## [Problem to work on]
Single out the lines of the material that contain "structured" and copy them.

-- START OF Data shown --

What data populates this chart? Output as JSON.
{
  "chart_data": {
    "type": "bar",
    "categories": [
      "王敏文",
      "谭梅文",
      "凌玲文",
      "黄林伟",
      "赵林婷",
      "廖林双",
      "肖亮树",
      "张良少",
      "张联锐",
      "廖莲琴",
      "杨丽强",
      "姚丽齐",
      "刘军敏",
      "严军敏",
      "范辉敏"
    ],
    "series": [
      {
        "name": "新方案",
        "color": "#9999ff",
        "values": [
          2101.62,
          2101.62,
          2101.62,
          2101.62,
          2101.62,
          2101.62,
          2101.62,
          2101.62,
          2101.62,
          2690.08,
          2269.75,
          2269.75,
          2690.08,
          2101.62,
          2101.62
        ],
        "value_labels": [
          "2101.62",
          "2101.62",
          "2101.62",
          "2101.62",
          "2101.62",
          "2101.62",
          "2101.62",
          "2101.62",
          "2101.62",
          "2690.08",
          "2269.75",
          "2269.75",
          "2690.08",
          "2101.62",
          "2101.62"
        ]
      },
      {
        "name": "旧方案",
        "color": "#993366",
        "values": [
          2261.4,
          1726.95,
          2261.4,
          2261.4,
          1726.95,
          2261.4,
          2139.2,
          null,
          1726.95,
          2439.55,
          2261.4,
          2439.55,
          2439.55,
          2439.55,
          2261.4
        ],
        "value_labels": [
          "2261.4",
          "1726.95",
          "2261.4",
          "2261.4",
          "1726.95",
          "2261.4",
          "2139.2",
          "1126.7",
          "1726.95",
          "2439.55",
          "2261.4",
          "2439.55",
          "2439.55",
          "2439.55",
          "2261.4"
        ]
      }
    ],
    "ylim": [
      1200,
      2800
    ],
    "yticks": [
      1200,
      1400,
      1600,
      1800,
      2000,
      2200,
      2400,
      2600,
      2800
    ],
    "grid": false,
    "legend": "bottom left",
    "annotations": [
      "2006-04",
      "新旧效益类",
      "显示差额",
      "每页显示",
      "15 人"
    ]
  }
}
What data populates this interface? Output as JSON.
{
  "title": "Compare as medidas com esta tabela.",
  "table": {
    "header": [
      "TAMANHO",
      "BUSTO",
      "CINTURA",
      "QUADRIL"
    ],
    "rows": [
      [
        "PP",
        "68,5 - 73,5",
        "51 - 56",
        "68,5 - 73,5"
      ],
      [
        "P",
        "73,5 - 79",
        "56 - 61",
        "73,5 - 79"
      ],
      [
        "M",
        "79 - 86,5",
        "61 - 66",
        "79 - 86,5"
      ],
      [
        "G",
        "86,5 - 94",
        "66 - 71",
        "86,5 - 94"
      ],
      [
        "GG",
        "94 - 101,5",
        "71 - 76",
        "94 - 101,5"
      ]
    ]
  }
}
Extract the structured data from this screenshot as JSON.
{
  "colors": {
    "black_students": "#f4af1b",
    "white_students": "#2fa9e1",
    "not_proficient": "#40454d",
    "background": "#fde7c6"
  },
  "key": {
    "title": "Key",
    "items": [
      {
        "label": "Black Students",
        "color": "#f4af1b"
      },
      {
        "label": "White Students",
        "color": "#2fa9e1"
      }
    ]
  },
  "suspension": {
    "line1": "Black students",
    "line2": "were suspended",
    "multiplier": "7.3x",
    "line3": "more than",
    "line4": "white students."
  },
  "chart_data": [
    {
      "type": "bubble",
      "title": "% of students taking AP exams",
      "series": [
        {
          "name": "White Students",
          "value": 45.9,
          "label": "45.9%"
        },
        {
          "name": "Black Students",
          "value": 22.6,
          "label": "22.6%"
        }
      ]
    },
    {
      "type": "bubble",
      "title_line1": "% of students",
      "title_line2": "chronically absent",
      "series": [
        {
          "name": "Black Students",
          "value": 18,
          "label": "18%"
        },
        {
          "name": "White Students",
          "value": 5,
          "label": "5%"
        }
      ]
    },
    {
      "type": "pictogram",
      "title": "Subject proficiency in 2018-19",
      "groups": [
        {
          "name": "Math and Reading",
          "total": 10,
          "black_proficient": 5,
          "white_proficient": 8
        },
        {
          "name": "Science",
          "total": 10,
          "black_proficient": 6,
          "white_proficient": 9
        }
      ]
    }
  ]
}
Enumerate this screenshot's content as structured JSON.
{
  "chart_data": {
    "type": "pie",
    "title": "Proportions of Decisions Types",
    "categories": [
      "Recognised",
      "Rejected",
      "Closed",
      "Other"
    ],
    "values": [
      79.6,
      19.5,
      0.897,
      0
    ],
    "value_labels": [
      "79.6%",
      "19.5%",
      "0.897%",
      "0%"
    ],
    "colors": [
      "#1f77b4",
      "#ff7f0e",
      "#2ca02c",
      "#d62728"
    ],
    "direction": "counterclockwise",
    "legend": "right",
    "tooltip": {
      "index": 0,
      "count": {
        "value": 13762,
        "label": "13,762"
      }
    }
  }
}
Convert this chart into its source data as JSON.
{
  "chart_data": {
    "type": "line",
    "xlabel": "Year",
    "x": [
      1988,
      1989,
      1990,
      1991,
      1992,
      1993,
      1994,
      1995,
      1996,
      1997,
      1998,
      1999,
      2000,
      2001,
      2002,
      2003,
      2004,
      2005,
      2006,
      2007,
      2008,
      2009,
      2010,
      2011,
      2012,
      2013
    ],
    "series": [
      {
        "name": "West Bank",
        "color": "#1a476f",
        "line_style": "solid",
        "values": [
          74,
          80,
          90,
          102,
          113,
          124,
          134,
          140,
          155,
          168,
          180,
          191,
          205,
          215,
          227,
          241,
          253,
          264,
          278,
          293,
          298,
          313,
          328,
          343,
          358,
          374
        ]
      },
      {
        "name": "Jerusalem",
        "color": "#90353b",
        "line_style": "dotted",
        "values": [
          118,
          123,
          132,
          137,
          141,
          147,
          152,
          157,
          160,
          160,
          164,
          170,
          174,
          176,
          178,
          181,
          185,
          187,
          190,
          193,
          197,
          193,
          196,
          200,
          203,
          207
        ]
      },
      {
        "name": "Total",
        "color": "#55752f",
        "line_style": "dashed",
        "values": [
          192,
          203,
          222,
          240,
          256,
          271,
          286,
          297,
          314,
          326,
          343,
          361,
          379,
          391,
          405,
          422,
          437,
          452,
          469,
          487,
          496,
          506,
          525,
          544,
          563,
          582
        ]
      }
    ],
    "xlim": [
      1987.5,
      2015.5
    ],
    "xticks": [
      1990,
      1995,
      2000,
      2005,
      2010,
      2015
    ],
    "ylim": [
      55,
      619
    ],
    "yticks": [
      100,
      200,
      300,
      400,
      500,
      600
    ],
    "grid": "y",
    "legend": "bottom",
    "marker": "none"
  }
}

-- END OF Data shown --

## [Exercise output]
Extract the structured data from this screenshot as JSON.
Enumerate this screenshot's content as structured JSON.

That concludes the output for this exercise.